The present invention relates generally to towed vehicles, including trailers and recreational vehicles such as caravans, camper trailers and the like. In particular, the present invention relates generally to a system and method for harvesting, storing and using energy generated during motion of the towed vehicle for a variety of useful purposes.

BACKGROUND OF THE INVENTION

Recreational vehicles (RVs), such as caravans and camper trailers, are a popular form of portable accommodation used by many as an economic and enjoyable way in which to experience the outdoors in an independent and comfortable manner. They are typically hitched behind a passenger vehicle and towed to a destination where they are unhitched from the towing vehicle and set up as an accommodation site in accordance with the user's personal preferences.

RVs are largely passive systems that are towed behind a vehicle and rely upon the towing vehicle to supply energy to move the RV. Due to the weight of the RV, the towing vehicle requires a significant amount of towing energy to tow an RV, especially in hilly, sandy or mountainous regions and from a stationary position.

To address stability issues associated with towing an RV in a downhill situation, it has been known to fit an RV with frictional brakes to assist the towing vehicle in reducing speed and maintaining control of the heavier RV. Such systems generally function by converting the kinetic energy associated with the wheels of the RV into heat, which can be expelled into the environment to slow down the vehicle. Whilst such systems have proven effective in providing more control to the driver of the towing vehicle in such downhill situations, it is subject to wear and over time requires significant maintenance to maintain a consistent co-efficient of friction.

In recent times, due to an increased desire to conserve energy within a system, Kinetic Energy Recovery Systems (KERS) have been proposed to recover at least some of the discarded braking energy. Such KERS are used on many hybrid drive systems used in cars and trucks that seek to convert the kinetic energy present in the wheels of the vehicle into a mechanical flywheel or electrical storage system for re-use. This electrical energy can be converted to chemical energy and stored within a battery, supercapacitor or similar chemical power source where it can be called upon at a later time to assist in controlled braking and other similar systems.

In towing situations, especially in situations regarding RVs, there are a number of ways in which reclaimed or recovered energy can be used. As most RVs comprise a separate energy storage system for supplying power to operate the electrical features of the RV when used as an accommodation option, namely the fridge, lights etc, the ability to store and share recovered power offers many advantages outside or mere driving assistance. These can include powering lights, operating refrigerators, and a variety of other areas where power grid connection is generally required.

In driving situations, the recovered kinetic energy can be used to assist drivers in climbing hills, reducing the amount of energy required to move from a stationary position, as well as improved overtaking capability. This is because the recovered energy obtained during the braking process of the RV vehicle can be directly applied to the wheels of the RV vehicle to power them to assist in supplying the motive force. By cleverly employing such a system there are considerable benefits to be had in terms of fuel efficiency as well as improved control of the vehicle.

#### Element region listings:
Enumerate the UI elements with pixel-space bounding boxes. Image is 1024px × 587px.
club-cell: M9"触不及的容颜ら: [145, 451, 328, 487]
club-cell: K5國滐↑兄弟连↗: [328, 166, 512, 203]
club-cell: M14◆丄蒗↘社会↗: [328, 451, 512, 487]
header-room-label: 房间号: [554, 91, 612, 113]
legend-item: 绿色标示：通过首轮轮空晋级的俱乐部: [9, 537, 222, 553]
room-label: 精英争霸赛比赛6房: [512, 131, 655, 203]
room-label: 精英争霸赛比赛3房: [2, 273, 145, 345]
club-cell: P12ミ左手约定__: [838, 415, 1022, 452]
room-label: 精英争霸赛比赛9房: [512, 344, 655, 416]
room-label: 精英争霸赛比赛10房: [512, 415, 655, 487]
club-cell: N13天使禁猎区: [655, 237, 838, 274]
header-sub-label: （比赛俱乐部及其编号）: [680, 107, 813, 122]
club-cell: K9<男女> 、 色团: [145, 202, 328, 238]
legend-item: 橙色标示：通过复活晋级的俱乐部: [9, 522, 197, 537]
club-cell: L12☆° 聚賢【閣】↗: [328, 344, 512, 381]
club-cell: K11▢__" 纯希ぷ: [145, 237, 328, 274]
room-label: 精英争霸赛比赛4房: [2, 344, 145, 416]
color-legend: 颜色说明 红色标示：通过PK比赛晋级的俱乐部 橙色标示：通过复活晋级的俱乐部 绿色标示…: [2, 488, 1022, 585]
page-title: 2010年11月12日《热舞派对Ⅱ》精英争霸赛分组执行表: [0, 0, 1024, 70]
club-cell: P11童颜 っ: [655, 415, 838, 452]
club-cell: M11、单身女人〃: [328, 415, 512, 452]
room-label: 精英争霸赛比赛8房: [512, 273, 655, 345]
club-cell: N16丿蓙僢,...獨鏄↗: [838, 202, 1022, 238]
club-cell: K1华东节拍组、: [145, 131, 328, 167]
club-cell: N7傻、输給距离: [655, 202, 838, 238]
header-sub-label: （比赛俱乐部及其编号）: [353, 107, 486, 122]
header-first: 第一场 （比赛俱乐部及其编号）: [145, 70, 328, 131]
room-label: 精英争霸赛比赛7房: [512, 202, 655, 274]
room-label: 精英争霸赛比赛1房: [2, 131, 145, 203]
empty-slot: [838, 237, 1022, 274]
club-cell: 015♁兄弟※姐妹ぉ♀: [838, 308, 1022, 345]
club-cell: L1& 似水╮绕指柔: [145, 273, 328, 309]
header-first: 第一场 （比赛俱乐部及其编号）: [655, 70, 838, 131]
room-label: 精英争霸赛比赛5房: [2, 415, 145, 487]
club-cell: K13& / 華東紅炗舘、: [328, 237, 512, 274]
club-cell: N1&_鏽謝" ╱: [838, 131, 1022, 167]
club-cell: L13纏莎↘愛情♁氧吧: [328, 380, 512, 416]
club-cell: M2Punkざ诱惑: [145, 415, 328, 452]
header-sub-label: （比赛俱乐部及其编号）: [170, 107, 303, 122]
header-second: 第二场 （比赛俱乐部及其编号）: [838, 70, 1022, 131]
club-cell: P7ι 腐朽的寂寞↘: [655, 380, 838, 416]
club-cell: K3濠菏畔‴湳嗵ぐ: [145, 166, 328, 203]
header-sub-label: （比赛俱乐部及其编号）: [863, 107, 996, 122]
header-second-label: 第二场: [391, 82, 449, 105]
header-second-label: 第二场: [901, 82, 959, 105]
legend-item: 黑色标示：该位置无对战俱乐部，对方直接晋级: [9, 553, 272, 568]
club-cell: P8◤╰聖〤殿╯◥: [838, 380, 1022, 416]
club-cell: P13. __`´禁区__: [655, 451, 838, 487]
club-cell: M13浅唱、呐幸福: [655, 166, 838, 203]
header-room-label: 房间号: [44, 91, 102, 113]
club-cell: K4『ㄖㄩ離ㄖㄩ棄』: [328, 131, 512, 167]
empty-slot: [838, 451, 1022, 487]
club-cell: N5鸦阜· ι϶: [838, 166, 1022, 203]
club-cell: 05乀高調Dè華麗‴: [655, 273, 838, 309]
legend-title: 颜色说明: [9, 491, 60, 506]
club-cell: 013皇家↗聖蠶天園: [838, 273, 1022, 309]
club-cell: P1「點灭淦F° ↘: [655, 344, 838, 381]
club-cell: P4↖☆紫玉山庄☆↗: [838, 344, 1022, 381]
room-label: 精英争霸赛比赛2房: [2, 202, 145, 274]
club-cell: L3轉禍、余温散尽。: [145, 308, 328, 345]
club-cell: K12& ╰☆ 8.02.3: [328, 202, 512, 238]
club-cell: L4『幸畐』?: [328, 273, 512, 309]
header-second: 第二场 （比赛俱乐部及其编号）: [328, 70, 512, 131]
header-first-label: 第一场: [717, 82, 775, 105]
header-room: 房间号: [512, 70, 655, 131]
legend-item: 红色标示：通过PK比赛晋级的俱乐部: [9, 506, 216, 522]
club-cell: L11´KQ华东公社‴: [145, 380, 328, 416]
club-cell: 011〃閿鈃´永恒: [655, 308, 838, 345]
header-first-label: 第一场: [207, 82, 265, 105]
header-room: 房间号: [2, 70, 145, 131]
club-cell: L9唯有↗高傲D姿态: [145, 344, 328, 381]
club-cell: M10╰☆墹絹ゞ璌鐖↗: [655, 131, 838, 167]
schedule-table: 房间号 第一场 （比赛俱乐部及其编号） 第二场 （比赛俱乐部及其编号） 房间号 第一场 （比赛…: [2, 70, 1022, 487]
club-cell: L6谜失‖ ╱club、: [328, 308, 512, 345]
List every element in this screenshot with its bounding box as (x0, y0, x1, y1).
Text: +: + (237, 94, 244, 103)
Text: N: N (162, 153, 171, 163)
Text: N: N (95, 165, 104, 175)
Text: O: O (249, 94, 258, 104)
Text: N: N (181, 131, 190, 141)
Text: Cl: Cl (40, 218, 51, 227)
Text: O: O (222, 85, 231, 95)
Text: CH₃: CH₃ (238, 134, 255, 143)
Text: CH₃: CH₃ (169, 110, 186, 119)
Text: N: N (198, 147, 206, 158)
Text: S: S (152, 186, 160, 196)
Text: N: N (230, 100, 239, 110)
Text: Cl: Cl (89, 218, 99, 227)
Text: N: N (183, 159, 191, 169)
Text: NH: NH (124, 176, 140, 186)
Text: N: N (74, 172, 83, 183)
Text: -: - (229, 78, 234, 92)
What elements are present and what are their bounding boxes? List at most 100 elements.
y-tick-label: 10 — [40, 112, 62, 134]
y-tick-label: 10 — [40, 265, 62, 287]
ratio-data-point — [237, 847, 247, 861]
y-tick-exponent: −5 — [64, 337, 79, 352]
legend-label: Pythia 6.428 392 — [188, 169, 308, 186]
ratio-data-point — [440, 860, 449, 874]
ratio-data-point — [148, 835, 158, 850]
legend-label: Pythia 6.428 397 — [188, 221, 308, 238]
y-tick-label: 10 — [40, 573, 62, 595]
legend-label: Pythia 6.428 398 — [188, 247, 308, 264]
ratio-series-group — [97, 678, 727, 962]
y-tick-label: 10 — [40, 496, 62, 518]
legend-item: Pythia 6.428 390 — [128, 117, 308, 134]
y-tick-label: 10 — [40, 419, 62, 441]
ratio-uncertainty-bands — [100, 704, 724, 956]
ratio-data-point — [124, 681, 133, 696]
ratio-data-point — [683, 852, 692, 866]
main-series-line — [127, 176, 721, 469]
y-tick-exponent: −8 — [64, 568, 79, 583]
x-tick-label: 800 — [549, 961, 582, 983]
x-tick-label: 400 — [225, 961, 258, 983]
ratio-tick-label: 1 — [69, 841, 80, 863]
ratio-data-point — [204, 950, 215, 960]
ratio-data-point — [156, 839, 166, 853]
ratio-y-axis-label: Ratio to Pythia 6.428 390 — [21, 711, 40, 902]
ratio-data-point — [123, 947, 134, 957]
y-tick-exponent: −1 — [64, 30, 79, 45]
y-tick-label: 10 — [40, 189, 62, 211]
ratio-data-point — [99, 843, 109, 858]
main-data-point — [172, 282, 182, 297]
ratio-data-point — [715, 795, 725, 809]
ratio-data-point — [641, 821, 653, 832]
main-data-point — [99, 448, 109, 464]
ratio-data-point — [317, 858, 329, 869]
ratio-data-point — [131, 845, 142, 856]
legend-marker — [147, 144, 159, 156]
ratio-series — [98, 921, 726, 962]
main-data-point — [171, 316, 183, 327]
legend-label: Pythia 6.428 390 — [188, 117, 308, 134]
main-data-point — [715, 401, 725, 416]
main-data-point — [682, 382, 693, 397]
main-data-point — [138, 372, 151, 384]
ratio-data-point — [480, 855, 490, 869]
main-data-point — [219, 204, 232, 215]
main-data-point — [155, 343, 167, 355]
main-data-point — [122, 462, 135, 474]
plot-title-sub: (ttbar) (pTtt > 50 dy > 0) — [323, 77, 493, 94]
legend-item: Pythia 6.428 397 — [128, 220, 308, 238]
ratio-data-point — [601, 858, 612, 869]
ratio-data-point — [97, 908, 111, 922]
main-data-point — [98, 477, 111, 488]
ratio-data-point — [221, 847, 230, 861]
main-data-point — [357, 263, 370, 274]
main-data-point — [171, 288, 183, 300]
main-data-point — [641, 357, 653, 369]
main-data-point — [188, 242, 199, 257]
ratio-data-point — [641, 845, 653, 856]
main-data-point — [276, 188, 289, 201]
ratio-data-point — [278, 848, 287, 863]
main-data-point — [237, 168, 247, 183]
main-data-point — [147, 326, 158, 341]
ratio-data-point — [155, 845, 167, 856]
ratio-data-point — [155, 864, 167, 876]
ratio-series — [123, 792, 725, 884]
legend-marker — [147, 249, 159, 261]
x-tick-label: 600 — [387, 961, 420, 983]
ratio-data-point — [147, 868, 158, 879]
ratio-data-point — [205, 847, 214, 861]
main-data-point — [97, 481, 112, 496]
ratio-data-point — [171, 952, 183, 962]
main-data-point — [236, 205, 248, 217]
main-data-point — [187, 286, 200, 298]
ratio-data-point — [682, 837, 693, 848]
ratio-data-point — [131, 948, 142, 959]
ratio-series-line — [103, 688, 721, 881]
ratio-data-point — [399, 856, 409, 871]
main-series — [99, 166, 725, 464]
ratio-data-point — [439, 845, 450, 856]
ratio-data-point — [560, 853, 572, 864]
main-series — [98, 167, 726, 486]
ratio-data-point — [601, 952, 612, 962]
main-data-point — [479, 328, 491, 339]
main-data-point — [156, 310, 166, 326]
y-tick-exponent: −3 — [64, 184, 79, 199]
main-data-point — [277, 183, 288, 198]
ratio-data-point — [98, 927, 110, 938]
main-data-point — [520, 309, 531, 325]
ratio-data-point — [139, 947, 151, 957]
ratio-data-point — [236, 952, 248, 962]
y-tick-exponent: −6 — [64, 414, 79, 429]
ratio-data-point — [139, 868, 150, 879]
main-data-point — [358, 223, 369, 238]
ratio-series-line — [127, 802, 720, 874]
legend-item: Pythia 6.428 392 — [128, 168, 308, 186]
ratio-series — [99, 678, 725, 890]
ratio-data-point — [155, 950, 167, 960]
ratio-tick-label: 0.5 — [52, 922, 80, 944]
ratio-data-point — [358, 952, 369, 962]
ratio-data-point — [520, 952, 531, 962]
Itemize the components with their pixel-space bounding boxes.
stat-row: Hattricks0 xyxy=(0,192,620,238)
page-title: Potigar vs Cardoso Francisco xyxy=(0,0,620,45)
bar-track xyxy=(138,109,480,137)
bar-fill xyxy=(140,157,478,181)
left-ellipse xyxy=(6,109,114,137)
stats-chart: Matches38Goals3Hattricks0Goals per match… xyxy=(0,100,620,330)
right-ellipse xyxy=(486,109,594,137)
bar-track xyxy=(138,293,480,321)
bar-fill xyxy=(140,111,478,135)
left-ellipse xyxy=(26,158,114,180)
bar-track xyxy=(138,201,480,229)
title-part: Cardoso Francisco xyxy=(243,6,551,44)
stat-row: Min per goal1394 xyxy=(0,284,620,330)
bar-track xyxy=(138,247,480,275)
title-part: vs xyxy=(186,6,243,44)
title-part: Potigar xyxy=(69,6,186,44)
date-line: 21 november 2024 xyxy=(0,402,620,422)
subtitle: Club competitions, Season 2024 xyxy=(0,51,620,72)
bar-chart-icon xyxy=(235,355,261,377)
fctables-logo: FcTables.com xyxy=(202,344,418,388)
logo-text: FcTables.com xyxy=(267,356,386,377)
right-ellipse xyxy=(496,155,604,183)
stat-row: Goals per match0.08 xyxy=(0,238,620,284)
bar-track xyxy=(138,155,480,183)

#### What to produce:
According to the towed-vehicle text, what are the ways recovered kinetic energy can assist in driving situations? List them. The records have no connection to the text about towed vehicles.

#### The completed task:
- Assisting drivers in climbing hills
- Reducing the amount of energy required to move from a stationary position
- Improved overtaking capability